---- Dataset content

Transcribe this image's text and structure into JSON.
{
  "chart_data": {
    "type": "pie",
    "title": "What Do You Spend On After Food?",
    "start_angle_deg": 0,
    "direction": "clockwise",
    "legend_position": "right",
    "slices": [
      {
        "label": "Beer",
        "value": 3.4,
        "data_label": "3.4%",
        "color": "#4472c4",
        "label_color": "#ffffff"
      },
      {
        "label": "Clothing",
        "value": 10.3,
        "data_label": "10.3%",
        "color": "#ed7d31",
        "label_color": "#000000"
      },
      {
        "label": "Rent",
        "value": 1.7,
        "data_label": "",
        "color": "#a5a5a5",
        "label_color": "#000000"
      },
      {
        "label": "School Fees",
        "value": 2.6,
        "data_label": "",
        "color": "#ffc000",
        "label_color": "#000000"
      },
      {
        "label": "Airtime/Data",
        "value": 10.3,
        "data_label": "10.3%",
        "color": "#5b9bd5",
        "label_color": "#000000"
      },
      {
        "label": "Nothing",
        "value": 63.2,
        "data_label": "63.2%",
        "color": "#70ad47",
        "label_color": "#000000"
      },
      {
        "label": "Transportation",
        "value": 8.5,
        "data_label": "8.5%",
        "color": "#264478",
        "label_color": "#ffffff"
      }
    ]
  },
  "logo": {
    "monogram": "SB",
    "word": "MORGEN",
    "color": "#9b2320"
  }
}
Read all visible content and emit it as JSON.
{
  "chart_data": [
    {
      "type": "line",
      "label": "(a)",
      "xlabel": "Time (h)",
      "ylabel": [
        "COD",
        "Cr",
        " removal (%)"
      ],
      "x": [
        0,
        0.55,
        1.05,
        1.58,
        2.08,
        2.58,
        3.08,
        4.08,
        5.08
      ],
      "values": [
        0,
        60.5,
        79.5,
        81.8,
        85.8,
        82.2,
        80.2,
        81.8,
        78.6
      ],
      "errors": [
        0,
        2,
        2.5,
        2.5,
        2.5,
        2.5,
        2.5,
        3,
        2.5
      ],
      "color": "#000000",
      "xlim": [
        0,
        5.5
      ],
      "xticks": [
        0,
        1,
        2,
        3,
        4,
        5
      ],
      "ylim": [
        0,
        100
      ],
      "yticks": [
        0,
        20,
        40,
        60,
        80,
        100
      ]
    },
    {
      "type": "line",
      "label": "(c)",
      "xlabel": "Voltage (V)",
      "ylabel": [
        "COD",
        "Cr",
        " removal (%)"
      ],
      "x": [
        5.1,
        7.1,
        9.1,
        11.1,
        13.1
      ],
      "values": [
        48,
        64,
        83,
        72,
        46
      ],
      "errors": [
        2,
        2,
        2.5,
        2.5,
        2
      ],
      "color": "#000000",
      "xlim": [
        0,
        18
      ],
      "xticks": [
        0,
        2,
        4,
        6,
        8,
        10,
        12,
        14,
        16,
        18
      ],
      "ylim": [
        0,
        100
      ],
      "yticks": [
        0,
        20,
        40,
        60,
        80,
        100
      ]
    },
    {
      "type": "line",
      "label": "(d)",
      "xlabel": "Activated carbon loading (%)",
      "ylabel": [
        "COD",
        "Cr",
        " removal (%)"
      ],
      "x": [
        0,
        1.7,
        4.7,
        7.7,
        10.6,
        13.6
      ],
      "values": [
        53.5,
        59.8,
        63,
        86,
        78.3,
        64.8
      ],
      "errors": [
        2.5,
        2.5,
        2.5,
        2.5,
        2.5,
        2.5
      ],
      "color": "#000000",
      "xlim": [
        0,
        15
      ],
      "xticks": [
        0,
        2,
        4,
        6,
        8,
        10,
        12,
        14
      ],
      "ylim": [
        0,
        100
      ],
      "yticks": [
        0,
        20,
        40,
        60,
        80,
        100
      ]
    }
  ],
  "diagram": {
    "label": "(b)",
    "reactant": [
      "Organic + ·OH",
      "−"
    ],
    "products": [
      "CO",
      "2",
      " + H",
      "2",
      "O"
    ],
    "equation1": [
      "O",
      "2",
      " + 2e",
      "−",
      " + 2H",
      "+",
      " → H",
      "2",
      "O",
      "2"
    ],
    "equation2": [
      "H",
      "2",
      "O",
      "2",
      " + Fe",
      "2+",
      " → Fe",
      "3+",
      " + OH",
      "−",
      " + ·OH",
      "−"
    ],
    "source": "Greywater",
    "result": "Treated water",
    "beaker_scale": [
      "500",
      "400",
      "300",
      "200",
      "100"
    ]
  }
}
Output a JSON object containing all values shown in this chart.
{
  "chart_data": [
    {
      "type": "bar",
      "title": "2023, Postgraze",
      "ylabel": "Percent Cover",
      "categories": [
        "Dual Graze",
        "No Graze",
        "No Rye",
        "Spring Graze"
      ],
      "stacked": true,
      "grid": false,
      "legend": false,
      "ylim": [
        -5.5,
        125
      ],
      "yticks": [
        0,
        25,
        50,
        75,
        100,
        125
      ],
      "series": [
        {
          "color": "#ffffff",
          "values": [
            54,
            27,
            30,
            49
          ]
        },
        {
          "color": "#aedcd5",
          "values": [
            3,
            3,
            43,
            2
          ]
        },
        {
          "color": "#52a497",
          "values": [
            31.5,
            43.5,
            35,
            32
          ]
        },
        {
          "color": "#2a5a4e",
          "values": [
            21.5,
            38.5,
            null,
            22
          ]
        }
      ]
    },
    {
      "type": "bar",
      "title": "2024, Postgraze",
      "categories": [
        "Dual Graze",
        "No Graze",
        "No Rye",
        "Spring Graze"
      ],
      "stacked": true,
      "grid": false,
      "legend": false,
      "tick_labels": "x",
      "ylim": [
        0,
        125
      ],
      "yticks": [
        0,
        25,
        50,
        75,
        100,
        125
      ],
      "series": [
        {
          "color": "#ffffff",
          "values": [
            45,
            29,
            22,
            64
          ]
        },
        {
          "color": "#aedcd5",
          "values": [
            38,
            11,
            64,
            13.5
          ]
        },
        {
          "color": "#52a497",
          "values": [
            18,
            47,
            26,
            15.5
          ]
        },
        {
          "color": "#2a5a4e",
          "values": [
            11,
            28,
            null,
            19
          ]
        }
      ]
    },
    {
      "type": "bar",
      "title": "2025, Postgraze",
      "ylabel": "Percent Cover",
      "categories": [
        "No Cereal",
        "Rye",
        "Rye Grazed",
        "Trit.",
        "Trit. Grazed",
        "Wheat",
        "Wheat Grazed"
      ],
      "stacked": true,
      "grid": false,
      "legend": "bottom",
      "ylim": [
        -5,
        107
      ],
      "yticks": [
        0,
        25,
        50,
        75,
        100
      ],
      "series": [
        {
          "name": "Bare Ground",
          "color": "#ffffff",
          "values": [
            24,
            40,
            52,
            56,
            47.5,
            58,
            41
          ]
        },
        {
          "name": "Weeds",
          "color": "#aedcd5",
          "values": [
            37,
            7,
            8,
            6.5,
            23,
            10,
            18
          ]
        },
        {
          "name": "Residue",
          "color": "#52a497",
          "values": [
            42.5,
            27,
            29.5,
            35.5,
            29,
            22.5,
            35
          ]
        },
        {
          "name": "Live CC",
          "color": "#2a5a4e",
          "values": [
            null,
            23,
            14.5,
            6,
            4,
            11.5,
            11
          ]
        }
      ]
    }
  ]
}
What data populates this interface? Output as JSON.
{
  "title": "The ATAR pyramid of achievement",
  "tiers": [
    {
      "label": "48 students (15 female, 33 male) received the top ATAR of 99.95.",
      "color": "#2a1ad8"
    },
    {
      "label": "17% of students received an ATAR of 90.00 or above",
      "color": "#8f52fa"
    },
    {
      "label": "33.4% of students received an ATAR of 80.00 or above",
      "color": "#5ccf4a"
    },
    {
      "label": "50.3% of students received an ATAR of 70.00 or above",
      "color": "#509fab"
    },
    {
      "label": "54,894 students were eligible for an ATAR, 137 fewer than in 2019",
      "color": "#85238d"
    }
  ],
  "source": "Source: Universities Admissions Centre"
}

--------

> Exercise
Look through the records and count each line that holds "above". Write only the total.

> Exercise answer
3